* _REQUIRED TASK_
Copy every line of the rows below without changing anything, and leave out the pictures.

# START OF INFORMATION GIVEN

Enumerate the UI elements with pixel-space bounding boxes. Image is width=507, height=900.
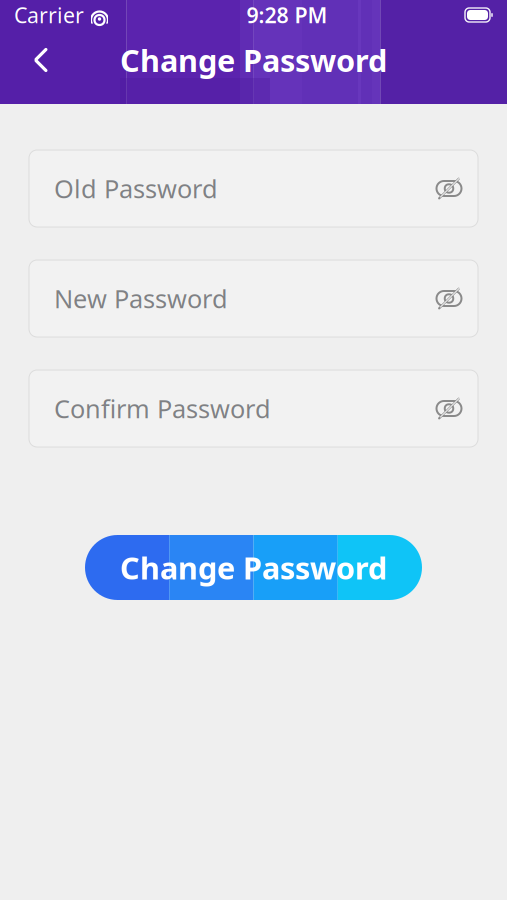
button[interactable]: Show New Password xyxy=(430,276,468,320)
staticText: Change Password xyxy=(120,40,387,80)
staticText: Change Password xyxy=(120,547,387,588)
button[interactable]: Show Confirm Password xyxy=(430,386,468,430)
staticText: New Password xyxy=(54,282,228,315)
button[interactable]: Back xyxy=(18,35,64,85)
button[interactable]: Change Password xyxy=(85,535,422,600)
staticText: Carrier xyxy=(14,1,84,29)
staticText: Old Password xyxy=(54,172,218,205)
staticText: Confirm Password xyxy=(54,392,271,425)
staticText: 9:28 PM xyxy=(246,1,328,29)
button[interactable]: Show Old Password xyxy=(430,166,468,210)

# END OF INFORMATION GIVEN

* _ANSWER TO THIS PROBLEM_
Enumerate the UI elements with pixel-space bounding boxes. Image is width=507, height=900.
button[interactable]: Show New Password xyxy=(430,276,468,320)
staticText: Change Password xyxy=(120,40,387,80)
staticText: Change Password xyxy=(120,547,387,588)
button[interactable]: Show Confirm Password xyxy=(430,386,468,430)
staticText: New Password xyxy=(54,282,228,315)
button[interactable]: Back xyxy=(18,35,64,85)
button[interactable]: Change Password xyxy=(85,535,422,600)
staticText: Carrier xyxy=(14,1,84,29)
staticText: Old Password xyxy=(54,172,218,205)
staticText: Confirm Password xyxy=(54,392,271,425)
staticText: 9:28 PM xyxy=(246,1,328,29)
button[interactable]: Show Old Password xyxy=(430,166,468,210)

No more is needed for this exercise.